Output the full listing below exactly as it reads, and skip anything that is a picture.

### Task inputs
# # # #

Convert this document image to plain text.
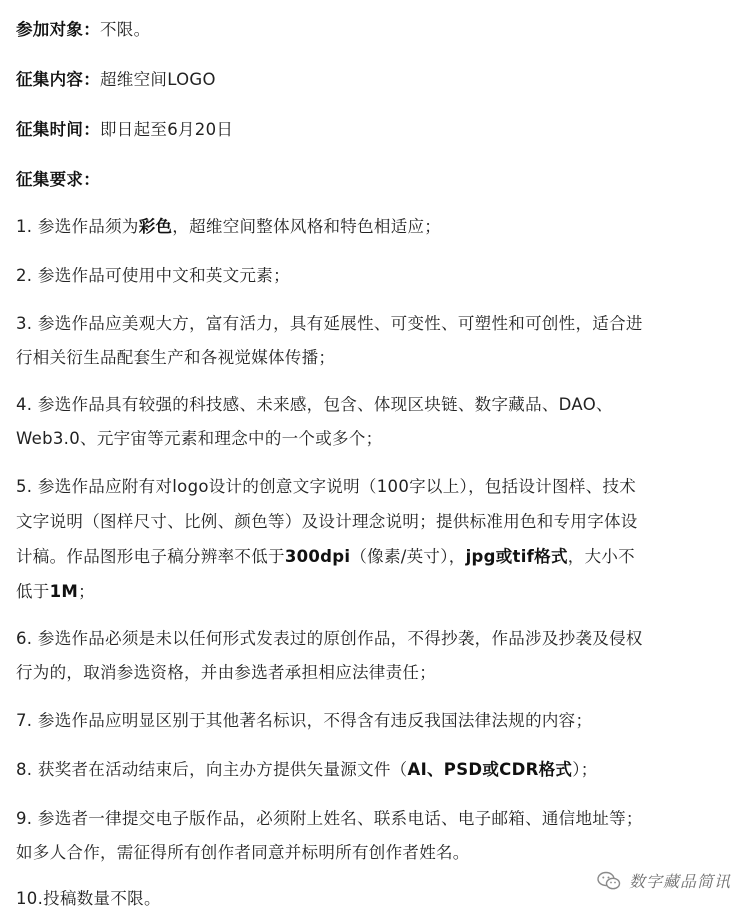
参加对象：不限。
征集内容：超维空间LOGO
征集时间：即日起至6月20日
征集要求：
1. 参选作品须为彩色，超维空间整体风格和特色相适应；
2. 参选作品可使用中文和英文元素；
3. 参选作品应美观大方，富有活力，具有延展性、可变性、可塑性和可创性，适合进
行相关衍生品配套生产和各视觉媒体传播；
4. 参选作品具有较强的科技感、未来感，包含、体现区块链、数字藏品、DAO、
Web3.0、元宇宙等元素和理念中的一个或多个；
5. 参选作品应附有对logo设计的创意文字说明（100字以上），包括设计图样、技术
文字说明（图样尺寸、比例、颜色等）及设计理念说明；提供标准用色和专用字体设
计稿。作品图形电子稿分辨率不低于300dpi（像素/英寸），jpg或tif格式，大小不
低于1M；
6. 参选作品必须是未以任何形式发表过的原创作品，不得抄袭，作品涉及抄袭及侵权
行为的，取消参选资格，并由参选者承担相应法律责任；
7. 参选作品应明显区别于其他著名标识，不得含有违反我国法律法规的内容；
8. 获奖者在活动结束后，向主办方提供矢量源文件（AI、PSD或CDR格式）；
9. 参选者一律提交电子版作品，必须附上姓名、联系电话、电子邮箱、通信地址等；
如多人合作，需征得所有创作者同意并标明所有创作者姓名。
10.投稿数量不限。
数字藏品简讯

# # # #

### Written answer
Convert this document image to plain text.
参加对象：不限。
征集内容：超维空间LOGO
征集时间：即日起至6月20日
征集要求：
1. 参选作品须为彩色，超维空间整体风格和特色相适应；
2. 参选作品可使用中文和英文元素；
3. 参选作品应美观大方，富有活力，具有延展性、可变性、可塑性和可创性，适合进
行相关衍生品配套生产和各视觉媒体传播；
4. 参选作品具有较强的科技感、未来感，包含、体现区块链、数字藏品、DAO、
Web3.0、元宇宙等元素和理念中的一个或多个；
5. 参选作品应附有对logo设计的创意文字说明（100字以上），包括设计图样、技术
文字说明（图样尺寸、比例、颜色等）及设计理念说明；提供标准用色和专用字体设
计稿。作品图形电子稿分辨率不低于300dpi（像素/英寸），jpg或tif格式，大小不
低于1M；
6. 参选作品必须是未以任何形式发表过的原创作品，不得抄袭，作品涉及抄袭及侵权
行为的，取消参选资格，并由参选者承担相应法律责任；
7. 参选作品应明显区别于其他著名标识，不得含有违反我国法律法规的内容；
8. 获奖者在活动结束后，向主办方提供矢量源文件（AI、PSD或CDR格式）；
9. 参选者一律提交电子版作品，必须附上姓名、联系电话、电子邮箱、通信地址等；
如多人合作，需征得所有创作者同意并标明所有创作者姓名。
10.投稿数量不限。
数字藏品简讯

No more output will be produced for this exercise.